What you will do :: Reproduce all of the data exactly, with no line skipped.
┌──
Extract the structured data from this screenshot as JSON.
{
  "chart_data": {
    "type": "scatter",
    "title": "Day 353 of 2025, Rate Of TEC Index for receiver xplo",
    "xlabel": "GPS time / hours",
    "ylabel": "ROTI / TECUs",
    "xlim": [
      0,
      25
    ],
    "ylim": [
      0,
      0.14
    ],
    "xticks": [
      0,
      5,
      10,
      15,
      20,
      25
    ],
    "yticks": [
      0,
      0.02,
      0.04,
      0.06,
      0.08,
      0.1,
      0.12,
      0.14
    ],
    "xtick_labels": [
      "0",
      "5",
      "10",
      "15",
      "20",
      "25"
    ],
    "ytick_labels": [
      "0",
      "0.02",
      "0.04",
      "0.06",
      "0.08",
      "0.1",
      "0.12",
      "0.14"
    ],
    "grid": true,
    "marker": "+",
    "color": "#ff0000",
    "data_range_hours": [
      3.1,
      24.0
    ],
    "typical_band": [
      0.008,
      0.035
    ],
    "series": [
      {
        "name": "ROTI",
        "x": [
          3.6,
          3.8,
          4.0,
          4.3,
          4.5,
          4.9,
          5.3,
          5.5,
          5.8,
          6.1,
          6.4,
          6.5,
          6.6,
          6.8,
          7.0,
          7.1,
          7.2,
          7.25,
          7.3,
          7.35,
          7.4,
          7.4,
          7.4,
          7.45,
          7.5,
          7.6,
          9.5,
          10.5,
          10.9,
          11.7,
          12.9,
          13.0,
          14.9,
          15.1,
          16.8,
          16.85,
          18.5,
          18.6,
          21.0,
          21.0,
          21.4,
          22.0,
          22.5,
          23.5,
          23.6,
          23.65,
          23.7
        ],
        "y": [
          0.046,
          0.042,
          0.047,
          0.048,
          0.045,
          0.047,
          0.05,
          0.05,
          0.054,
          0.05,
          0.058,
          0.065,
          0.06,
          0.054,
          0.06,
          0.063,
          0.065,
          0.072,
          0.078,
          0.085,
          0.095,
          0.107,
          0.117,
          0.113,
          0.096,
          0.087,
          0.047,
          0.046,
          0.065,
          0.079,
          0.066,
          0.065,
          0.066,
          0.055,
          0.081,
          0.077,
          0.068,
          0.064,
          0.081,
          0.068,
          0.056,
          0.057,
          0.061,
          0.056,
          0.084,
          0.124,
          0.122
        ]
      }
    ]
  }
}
└──
Task response ::
Extract the structured data from this screenshot as JSON.
{
  "chart_data": {
    "type": "scatter",
    "title": "Day 353 of 2025, Rate Of TEC Index for receiver xplo",
    "xlabel": "GPS time / hours",
    "ylabel": "ROTI / TECUs",
    "xlim": [
      0,
      25
    ],
    "ylim": [
      0,
      0.14
    ],
    "xticks": [
      0,
      5,
      10,
      15,
      20,
      25
    ],
    "yticks": [
      0,
      0.02,
      0.04,
      0.06,
      0.08,
      0.1,
      0.12,
      0.14
    ],
    "xtick_labels": [
      "0",
      "5",
      "10",
      "15",
      "20",
      "25"
    ],
    "ytick_labels": [
      "0",
      "0.02",
      "0.04",
      "0.06",
      "0.08",
      "0.1",
      "0.12",
      "0.14"
    ],
    "grid": true,
    "marker": "+",
    "color": "#ff0000",
    "data_range_hours": [
      3.1,
      24.0
    ],
    "typical_band": [
      0.008,
      0.035
    ],
    "series": [
      {
        "name": "ROTI",
        "x": [
          3.6,
          3.8,
          4.0,
          4.3,
          4.5,
          4.9,
          5.3,
          5.5,
          5.8,
          6.1,
          6.4,
          6.5,
          6.6,
          6.8,
          7.0,
          7.1,
          7.2,
          7.25,
          7.3,
          7.35,
          7.4,
          7.4,
          7.4,
          7.45,
          7.5,
          7.6,
          9.5,
          10.5,
          10.9,
          11.7,
          12.9,
          13.0,
          14.9,
          15.1,
          16.8,
          16.85,
          18.5,
          18.6,
          21.0,
          21.0,
          21.4,
          22.0,
          22.5,
          23.5,
          23.6,
          23.65,
          23.7
        ],
        "y": [
          0.046,
          0.042,
          0.047,
          0.048,
          0.045,
          0.047,
          0.05,
          0.05,
          0.054,
          0.05,
          0.058,
          0.065,
          0.06,
          0.054,
          0.06,
          0.063,
          0.065,
          0.072,
          0.078,
          0.085,
          0.095,
          0.107,
          0.117,
          0.113,
          0.096,
          0.087,
          0.047,
          0.046,
          0.065,
          0.079,
          0.066,
          0.065,
          0.066,
          0.055,
          0.081,
          0.077,
          0.068,
          0.064,
          0.081,
          0.068,
          0.056,
          0.057,
          0.061,
          0.056,
          0.084,
          0.124,
          0.122
        ]
      }
    ]
  }
}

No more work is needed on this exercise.